[Saved data entries]
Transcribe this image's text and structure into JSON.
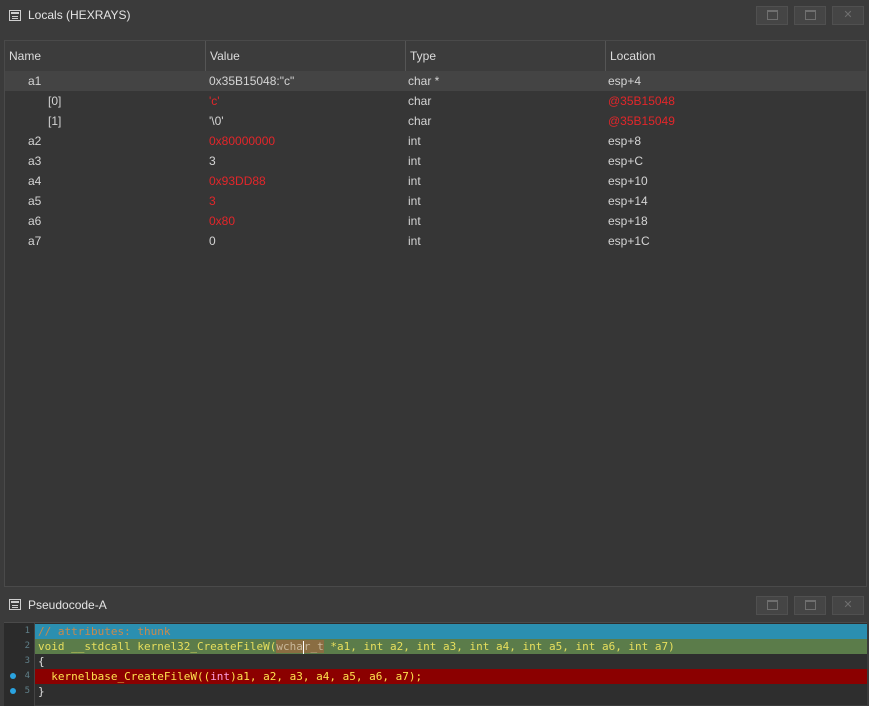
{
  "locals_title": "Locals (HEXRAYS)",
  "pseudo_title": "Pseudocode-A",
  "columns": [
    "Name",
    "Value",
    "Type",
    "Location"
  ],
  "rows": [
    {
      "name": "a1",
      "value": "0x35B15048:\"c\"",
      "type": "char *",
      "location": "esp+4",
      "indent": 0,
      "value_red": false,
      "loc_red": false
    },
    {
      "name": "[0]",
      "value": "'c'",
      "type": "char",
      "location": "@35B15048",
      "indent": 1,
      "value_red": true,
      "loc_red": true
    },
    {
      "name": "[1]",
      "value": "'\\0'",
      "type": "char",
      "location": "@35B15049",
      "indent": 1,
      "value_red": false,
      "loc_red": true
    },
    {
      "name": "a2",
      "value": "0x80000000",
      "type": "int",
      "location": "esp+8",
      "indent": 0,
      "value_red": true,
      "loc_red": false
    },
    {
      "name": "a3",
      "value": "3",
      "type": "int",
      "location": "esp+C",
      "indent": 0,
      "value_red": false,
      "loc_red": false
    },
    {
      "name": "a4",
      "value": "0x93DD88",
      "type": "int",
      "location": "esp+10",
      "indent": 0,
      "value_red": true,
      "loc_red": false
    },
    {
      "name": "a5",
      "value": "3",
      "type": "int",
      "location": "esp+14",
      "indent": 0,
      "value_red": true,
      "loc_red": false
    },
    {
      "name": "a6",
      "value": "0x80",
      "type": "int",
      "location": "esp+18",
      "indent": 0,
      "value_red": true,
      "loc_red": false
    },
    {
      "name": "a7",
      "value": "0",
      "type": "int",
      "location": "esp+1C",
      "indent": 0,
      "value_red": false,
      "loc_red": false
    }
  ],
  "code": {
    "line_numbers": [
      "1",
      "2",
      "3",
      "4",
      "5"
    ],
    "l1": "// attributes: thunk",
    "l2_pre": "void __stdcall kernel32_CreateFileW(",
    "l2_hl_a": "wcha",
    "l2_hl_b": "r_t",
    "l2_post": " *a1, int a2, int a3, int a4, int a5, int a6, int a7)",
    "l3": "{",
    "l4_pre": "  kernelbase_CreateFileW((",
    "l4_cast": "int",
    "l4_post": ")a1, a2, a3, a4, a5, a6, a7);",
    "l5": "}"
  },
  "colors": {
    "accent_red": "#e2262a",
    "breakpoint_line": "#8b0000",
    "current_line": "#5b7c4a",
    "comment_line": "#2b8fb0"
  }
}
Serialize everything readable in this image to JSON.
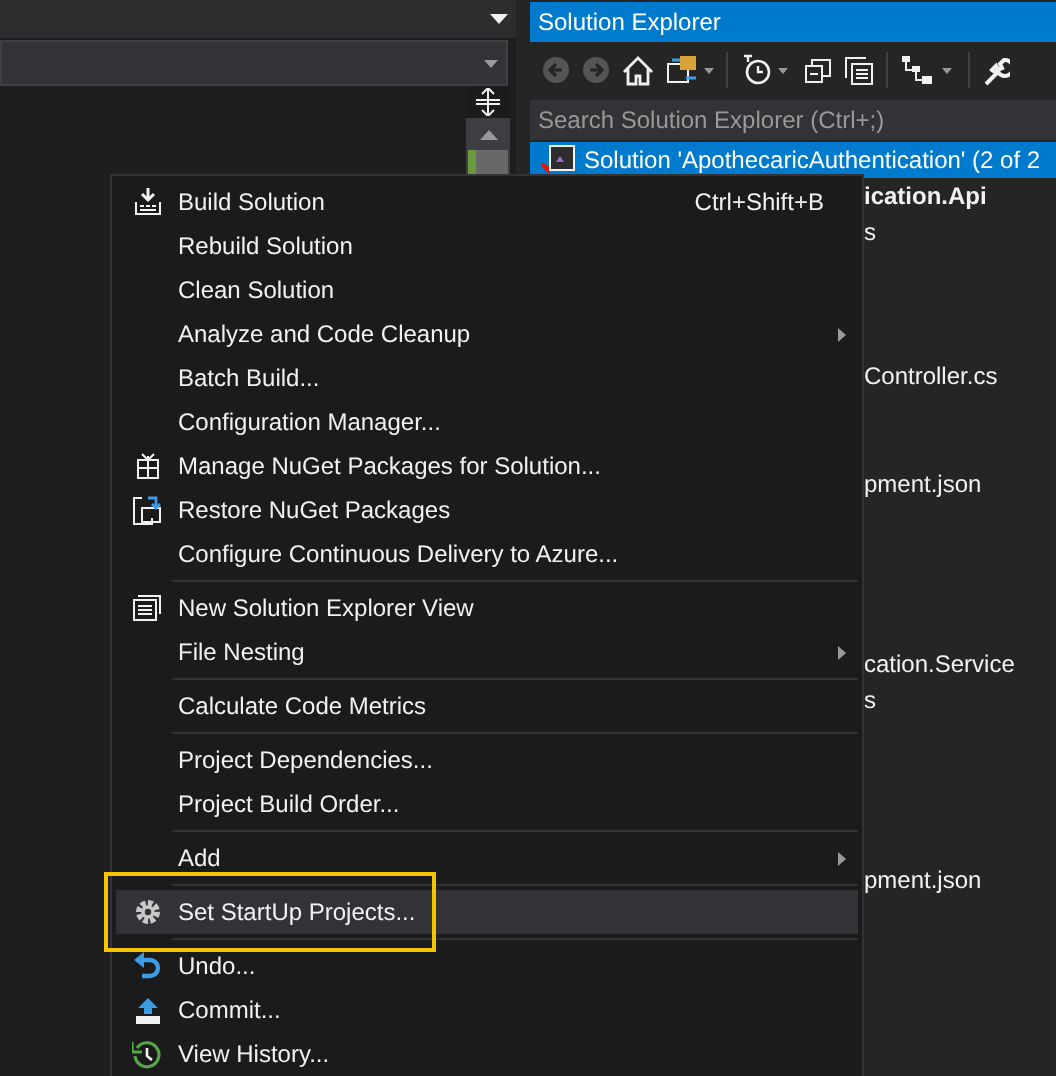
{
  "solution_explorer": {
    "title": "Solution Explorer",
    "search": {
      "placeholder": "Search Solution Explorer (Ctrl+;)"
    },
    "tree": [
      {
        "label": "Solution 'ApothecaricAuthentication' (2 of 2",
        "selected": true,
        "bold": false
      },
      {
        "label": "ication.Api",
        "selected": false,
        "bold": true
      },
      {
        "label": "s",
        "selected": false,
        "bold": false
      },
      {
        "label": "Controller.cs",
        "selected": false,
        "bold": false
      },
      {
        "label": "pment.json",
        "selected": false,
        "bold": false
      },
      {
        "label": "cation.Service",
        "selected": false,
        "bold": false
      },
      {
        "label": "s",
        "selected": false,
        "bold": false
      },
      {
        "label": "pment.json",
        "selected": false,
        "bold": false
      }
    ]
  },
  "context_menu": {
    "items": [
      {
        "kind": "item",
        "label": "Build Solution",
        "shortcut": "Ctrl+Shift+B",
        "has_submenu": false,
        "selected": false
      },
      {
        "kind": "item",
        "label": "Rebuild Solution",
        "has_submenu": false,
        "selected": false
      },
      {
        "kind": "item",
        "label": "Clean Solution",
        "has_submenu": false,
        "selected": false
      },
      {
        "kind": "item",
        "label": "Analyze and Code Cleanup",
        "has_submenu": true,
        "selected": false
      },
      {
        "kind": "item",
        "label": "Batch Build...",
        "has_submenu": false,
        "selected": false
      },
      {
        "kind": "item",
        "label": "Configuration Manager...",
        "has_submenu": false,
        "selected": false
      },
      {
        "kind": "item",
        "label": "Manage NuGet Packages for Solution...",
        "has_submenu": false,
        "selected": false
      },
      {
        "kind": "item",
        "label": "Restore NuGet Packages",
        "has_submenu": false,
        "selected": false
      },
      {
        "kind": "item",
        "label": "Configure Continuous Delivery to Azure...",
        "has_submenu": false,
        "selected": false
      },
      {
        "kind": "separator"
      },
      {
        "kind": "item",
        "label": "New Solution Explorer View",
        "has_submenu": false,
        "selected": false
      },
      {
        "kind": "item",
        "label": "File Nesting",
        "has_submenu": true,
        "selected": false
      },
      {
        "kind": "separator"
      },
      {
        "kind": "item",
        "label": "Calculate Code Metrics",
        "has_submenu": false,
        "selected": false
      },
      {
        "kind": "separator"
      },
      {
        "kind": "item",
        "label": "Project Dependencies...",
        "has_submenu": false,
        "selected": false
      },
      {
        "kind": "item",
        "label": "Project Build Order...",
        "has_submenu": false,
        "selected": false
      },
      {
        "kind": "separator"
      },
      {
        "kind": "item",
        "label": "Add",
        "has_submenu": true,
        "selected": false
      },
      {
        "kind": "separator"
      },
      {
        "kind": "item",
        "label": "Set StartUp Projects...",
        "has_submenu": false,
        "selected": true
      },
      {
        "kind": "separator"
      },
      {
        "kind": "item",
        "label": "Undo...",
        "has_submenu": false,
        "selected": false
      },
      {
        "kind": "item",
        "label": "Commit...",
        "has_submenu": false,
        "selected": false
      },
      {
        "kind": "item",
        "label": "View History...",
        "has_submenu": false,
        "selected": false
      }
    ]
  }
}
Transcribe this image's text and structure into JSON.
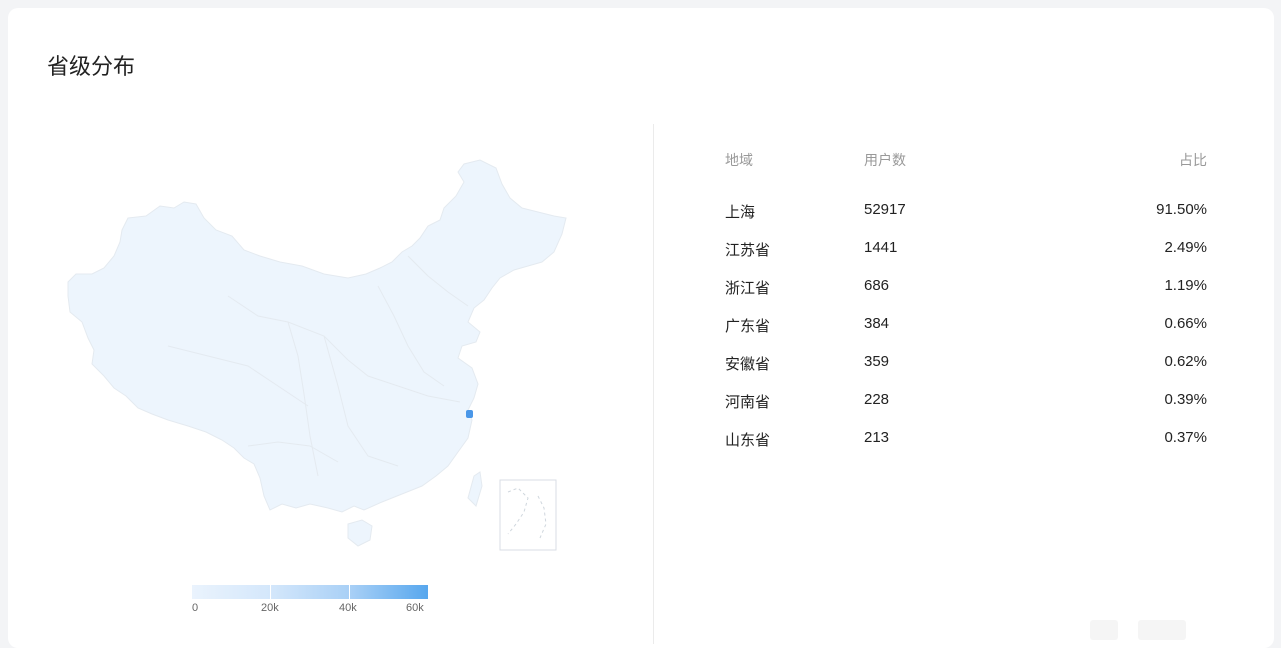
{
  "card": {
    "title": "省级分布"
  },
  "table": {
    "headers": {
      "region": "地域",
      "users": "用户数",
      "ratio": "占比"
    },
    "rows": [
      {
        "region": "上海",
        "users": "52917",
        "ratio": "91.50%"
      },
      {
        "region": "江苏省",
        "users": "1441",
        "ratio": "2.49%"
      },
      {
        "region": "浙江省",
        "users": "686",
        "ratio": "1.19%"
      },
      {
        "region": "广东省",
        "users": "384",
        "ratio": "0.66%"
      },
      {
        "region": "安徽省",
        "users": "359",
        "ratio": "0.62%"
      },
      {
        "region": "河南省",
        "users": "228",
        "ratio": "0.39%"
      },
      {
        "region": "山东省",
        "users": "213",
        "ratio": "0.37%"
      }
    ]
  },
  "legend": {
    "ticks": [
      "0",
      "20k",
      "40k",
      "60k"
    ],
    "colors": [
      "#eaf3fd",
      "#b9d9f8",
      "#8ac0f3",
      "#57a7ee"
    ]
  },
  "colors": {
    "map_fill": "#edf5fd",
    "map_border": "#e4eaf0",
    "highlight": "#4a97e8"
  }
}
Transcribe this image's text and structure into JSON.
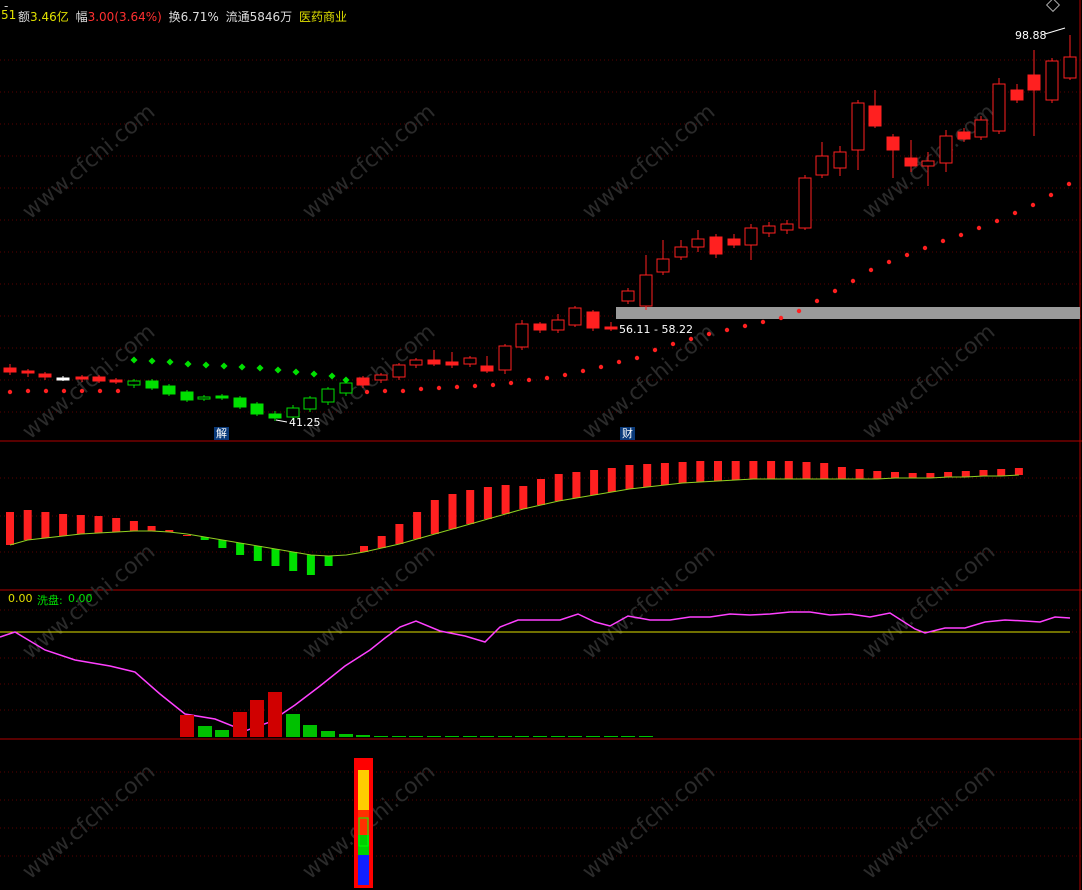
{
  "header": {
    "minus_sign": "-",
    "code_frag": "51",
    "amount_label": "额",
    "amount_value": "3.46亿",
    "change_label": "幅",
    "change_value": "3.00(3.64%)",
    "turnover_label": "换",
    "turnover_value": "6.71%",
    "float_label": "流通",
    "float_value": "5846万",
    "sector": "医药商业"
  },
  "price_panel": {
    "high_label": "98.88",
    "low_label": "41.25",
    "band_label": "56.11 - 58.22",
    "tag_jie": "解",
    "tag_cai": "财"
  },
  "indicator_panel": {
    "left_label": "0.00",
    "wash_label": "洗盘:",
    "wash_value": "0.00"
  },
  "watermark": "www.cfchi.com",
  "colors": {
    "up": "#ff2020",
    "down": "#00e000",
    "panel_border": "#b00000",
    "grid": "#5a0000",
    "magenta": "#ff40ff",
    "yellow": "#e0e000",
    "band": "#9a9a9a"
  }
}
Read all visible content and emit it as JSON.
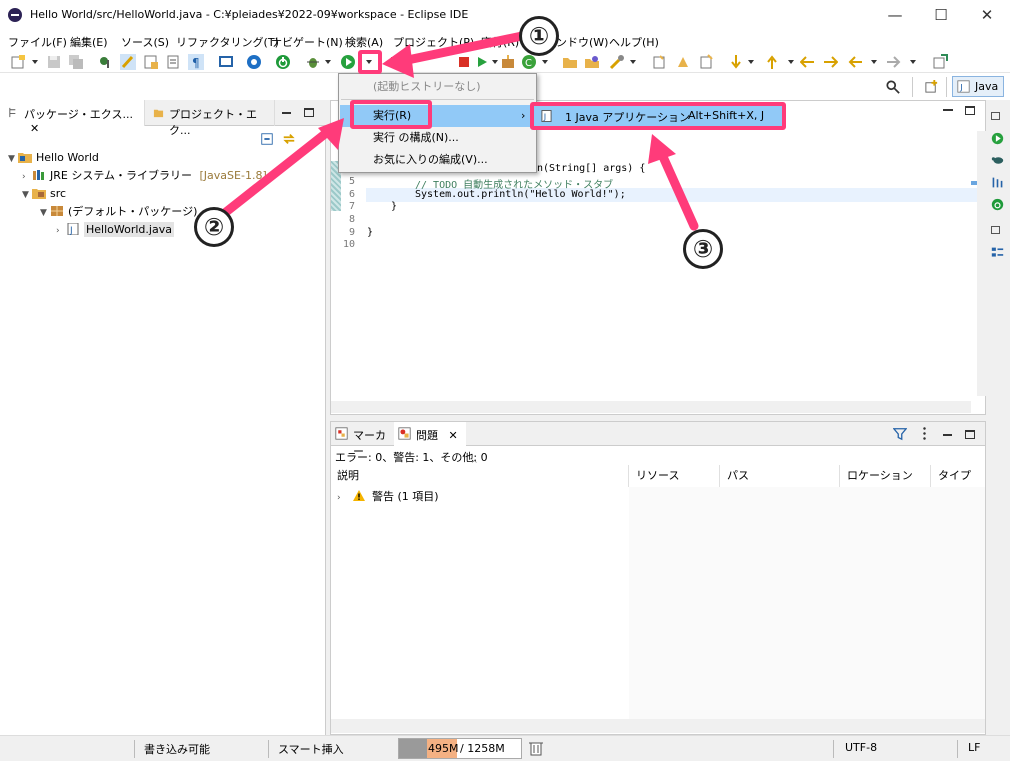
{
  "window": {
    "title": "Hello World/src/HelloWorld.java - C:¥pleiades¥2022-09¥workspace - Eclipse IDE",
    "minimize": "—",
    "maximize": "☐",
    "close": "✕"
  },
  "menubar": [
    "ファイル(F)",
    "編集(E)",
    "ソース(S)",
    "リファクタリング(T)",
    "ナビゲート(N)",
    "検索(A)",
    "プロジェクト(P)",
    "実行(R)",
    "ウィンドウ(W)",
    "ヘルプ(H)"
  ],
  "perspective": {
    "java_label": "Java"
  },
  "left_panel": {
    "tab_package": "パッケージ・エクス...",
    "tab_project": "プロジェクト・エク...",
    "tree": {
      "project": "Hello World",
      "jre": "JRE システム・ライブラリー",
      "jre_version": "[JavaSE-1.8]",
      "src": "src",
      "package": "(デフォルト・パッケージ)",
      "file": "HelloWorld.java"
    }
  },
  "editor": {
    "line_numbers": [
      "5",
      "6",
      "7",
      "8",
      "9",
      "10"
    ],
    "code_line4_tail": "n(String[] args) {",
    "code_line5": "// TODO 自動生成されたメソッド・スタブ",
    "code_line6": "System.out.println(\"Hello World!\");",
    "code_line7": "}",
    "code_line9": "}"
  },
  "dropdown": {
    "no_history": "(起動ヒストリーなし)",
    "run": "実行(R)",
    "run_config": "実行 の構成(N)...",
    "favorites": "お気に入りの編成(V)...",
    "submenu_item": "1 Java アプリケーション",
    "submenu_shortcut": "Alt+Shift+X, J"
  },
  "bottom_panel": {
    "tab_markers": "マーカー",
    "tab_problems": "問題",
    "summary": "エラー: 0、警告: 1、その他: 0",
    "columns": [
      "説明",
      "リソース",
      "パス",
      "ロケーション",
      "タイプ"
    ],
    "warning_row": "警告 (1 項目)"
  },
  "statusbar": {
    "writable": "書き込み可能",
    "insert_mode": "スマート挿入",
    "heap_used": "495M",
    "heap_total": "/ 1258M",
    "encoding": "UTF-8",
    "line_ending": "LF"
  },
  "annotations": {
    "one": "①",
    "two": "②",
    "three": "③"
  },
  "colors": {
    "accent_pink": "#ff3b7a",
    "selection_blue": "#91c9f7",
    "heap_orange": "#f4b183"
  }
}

[EXERCISE OBJECTIVE]
Your answer should be a single number: how many lines in the data above include "NuGet"?

[RESULT FOR THIS EXERCISE]
2